(Set problem):
Your task is to copy the material exactly.
* begin *
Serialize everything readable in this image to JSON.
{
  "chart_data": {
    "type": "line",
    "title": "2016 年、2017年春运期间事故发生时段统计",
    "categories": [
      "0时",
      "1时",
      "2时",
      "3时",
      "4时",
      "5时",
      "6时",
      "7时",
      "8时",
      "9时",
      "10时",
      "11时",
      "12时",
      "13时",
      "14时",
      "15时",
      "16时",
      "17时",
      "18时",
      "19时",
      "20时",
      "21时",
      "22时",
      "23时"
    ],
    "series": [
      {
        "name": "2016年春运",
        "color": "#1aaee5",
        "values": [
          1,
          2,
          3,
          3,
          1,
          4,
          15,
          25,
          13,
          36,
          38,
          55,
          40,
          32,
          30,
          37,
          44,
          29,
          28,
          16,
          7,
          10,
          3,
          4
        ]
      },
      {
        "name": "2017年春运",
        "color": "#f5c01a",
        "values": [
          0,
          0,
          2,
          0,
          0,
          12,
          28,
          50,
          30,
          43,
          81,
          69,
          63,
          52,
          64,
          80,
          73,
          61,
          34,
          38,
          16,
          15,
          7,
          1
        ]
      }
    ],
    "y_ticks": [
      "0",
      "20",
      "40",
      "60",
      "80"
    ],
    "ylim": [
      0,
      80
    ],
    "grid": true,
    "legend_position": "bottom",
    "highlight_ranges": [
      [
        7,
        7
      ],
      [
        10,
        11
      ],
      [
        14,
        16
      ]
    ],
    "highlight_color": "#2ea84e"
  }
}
* end *
(Exercise result):
Serialize everything readable in this image to JSON.
{
  "chart_data": {
    "type": "line",
    "title": "2016 年、2017年春运期间事故发生时段统计",
    "categories": [
      "0时",
      "1时",
      "2时",
      "3时",
      "4时",
      "5时",
      "6时",
      "7时",
      "8时",
      "9时",
      "10时",
      "11时",
      "12时",
      "13时",
      "14时",
      "15时",
      "16时",
      "17时",
      "18时",
      "19时",
      "20时",
      "21时",
      "22时",
      "23时"
    ],
    "series": [
      {
        "name": "2016年春运",
        "color": "#1aaee5",
        "values": [
          1,
          2,
          3,
          3,
          1,
          4,
          15,
          25,
          13,
          36,
          38,
          55,
          40,
          32,
          30,
          37,
          44,
          29,
          28,
          16,
          7,
          10,
          3,
          4
        ]
      },
      {
        "name": "2017年春运",
        "color": "#f5c01a",
        "values": [
          0,
          0,
          2,
          0,
          0,
          12,
          28,
          50,
          30,
          43,
          81,
          69,
          63,
          52,
          64,
          80,
          73,
          61,
          34,
          38,
          16,
          15,
          7,
          1
        ]
      }
    ],
    "y_ticks": [
      "0",
      "20",
      "40",
      "60",
      "80"
    ],
    "ylim": [
      0,
      80
    ],
    "grid": true,
    "legend_position": "bottom",
    "highlight_ranges": [
      [
        7,
        7
      ],
      [
        10,
        11
      ],
      [
        14,
        16
      ]
    ],
    "highlight_color": "#2ea84e"
  }
}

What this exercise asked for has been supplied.